◆ **TO DO**:
In the copy, include every entry exactly but none of the images.
***
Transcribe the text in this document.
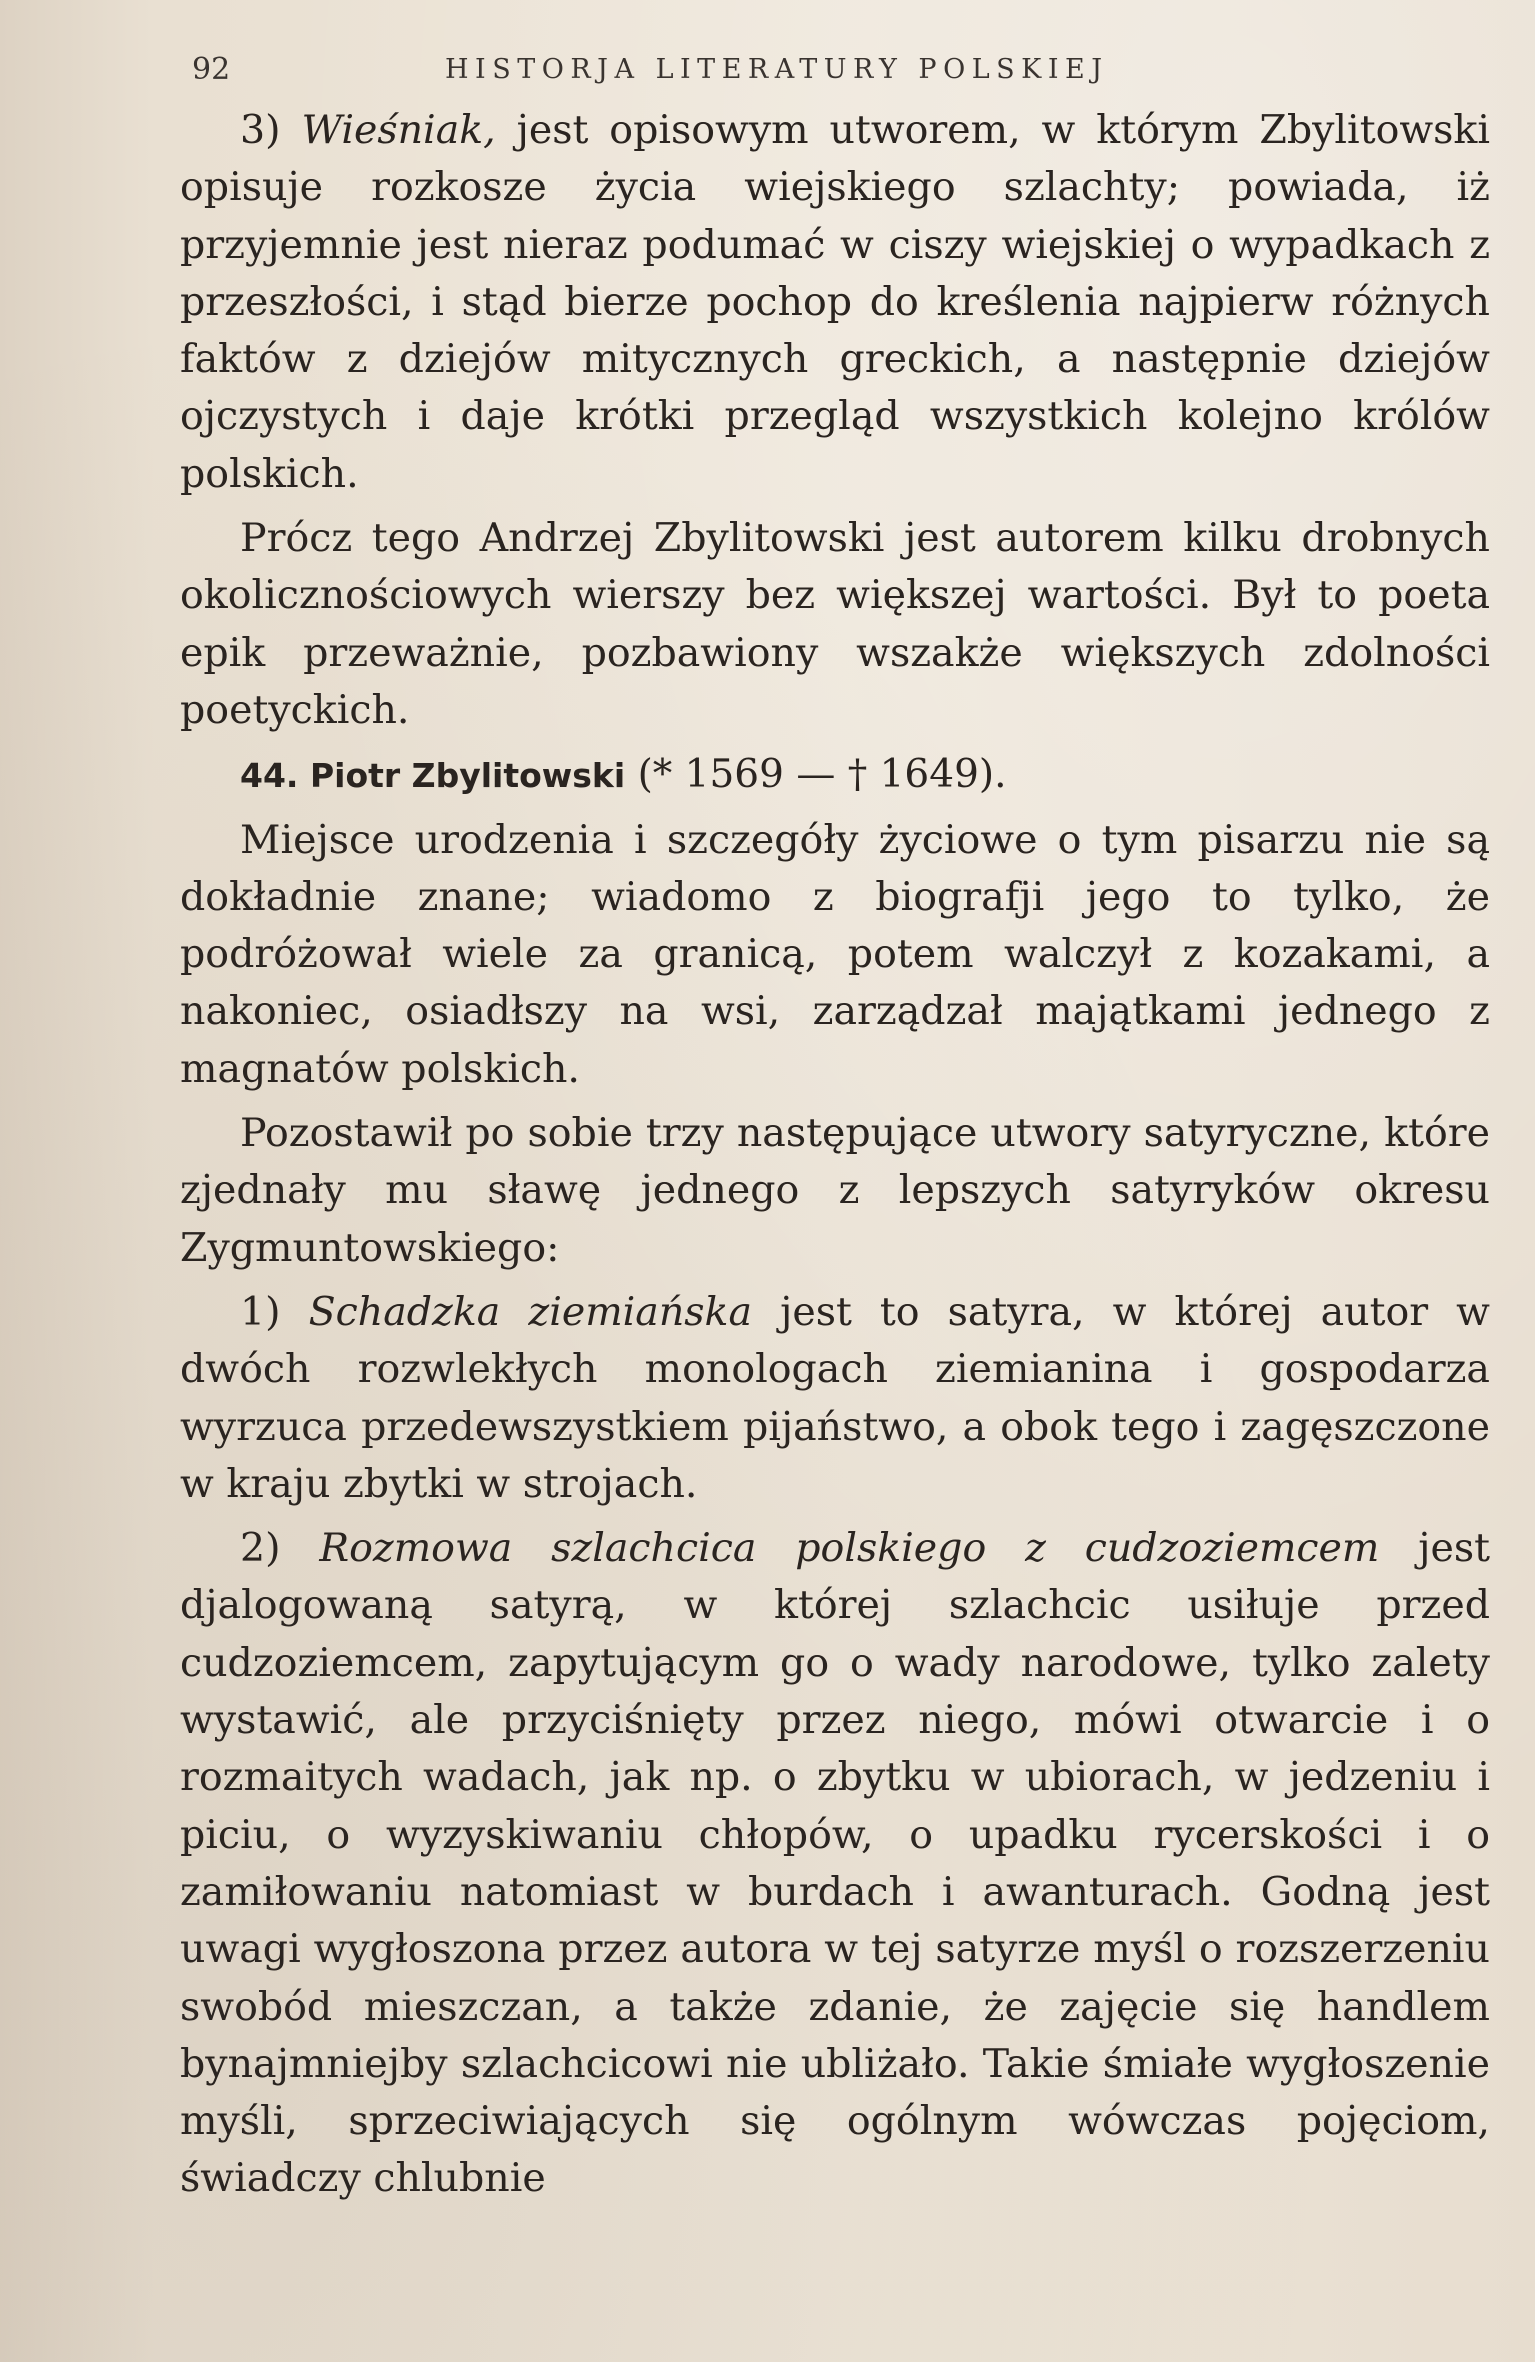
92	HISTORJA LITERATURY POLSKIEJ

3) Wieśniak, jest opisowym utworem, w którym Zbylitowski opisuje rozkosze życia wiejskiego szlachty; powiada, iż przyjemnie jest nieraz podumać w ciszy wiejskiej o wypadkach z przeszłości, i stąd bierze pochop do kreślenia najpierw różnych faktów z dziejów mitycznych greckich, a następnie dziejów ojczystych i daje krótki przegląd wszystkich kolejno królów polskich.

Prócz tego Andrzej Zbylitowski jest autorem kilku drobnych okolicznościowych wierszy bez większej wartości. Był to poeta epik przeważnie, pozbawiony wszakże większych zdolności poetyckich.

44. Piotr Zbylitowski (* 1569 — † 1649).

Miejsce urodzenia i szczegóły życiowe o tym pisarzu nie są dokładnie znane; wiadomo z biografji jego to tylko, że podróżował wiele za granicą, potem walczył z kozakami, a nakoniec, osiadłszy na wsi, zarządzał majątkami jednego z magnatów polskich.

Pozostawił po sobie trzy następujące utwory satyryczne, które zjednały mu sławę jednego z lepszych satyryków okresu Zygmuntowskiego:

1) Schadzka ziemiańska jest to satyra, w której autor w dwóch rozwlekłych monologach ziemianina i gospodarza wyrzuca przedewszystkiem pijaństwo, a obok tego i zagęszczone w kraju zbytki w strojach.

2) Rozmowa szlachcica polskiego z cudzoziemcem jest djalogowaną satyrą, w której szlachcic usiłuje przed cudzoziemcem, zapytującym go o wady narodowe, tylko zalety wystawić, ale przyciśnięty przez niego, mówi otwarcie i o rozmaitych wadach, jak np. o zbytku w ubiorach, w jedzeniu i piciu, o wyzyskiwaniu chłopów, o upadku rycerskości i o zamiłowaniu natomiast w burdach i awanturach. Godną jest uwagi wygłoszona przez autora w tej satyrze myśl o rozszerzeniu swobód mieszczan, a także zdanie, że zajęcie się handlem bynajmniejby szlachcicowi nie ubliżało. Takie śmiałe wygłoszenie myśli, sprzeciwiających się ogólnym wówczas pojęciom, świadczy chlubnie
***
◆ **THE RESULT**:
Transcribe the text in this document.
92	HISTORJA LITERATURY POLSKIEJ

3) Wieśniak, jest opisowym utworem, w którym Zbylitowski opisuje rozkosze życia wiejskiego szlachty; powiada, iż przyjemnie jest nieraz podumać w ciszy wiejskiej o wypadkach z przeszłości, i stąd bierze pochop do kreślenia najpierw różnych faktów z dziejów mitycznych greckich, a następnie dziejów ojczystych i daje krótki przegląd wszystkich kolejno królów polskich.

Prócz tego Andrzej Zbylitowski jest autorem kilku drobnych okolicznościowych wierszy bez większej wartości. Był to poeta epik przeważnie, pozbawiony wszakże większych zdolności poetyckich.

44. Piotr Zbylitowski (* 1569 — † 1649).

Miejsce urodzenia i szczegóły życiowe o tym pisarzu nie są dokładnie znane; wiadomo z biografji jego to tylko, że podróżował wiele za granicą, potem walczył z kozakami, a nakoniec, osiadłszy na wsi, zarządzał majątkami jednego z magnatów polskich.

Pozostawił po sobie trzy następujące utwory satyryczne, które zjednały mu sławę jednego z lepszych satyryków okresu Zygmuntowskiego:

1) Schadzka ziemiańska jest to satyra, w której autor w dwóch rozwlekłych monologach ziemianina i gospodarza wyrzuca przedewszystkiem pijaństwo, a obok tego i zagęszczone w kraju zbytki w strojach.

2) Rozmowa szlachcica polskiego z cudzoziemcem jest djalogowaną satyrą, w której szlachcic usiłuje przed cudzoziemcem, zapytującym go o wady narodowe, tylko zalety wystawić, ale przyciśnięty przez niego, mówi otwarcie i o rozmaitych wadach, jak np. o zbytku w ubiorach, w jedzeniu i piciu, o wyzyskiwaniu chłopów, o upadku rycerskości i o zamiłowaniu natomiast w burdach i awanturach. Godną jest uwagi wygłoszona przez autora w tej satyrze myśl o rozszerzeniu swobód mieszczan, a także zdanie, że zajęcie się handlem bynajmniejby szlachcicowi nie ubliżało. Takie śmiałe wygłoszenie myśli, sprzeciwiających się ogólnym wówczas pojęciom, świadczy chlubnie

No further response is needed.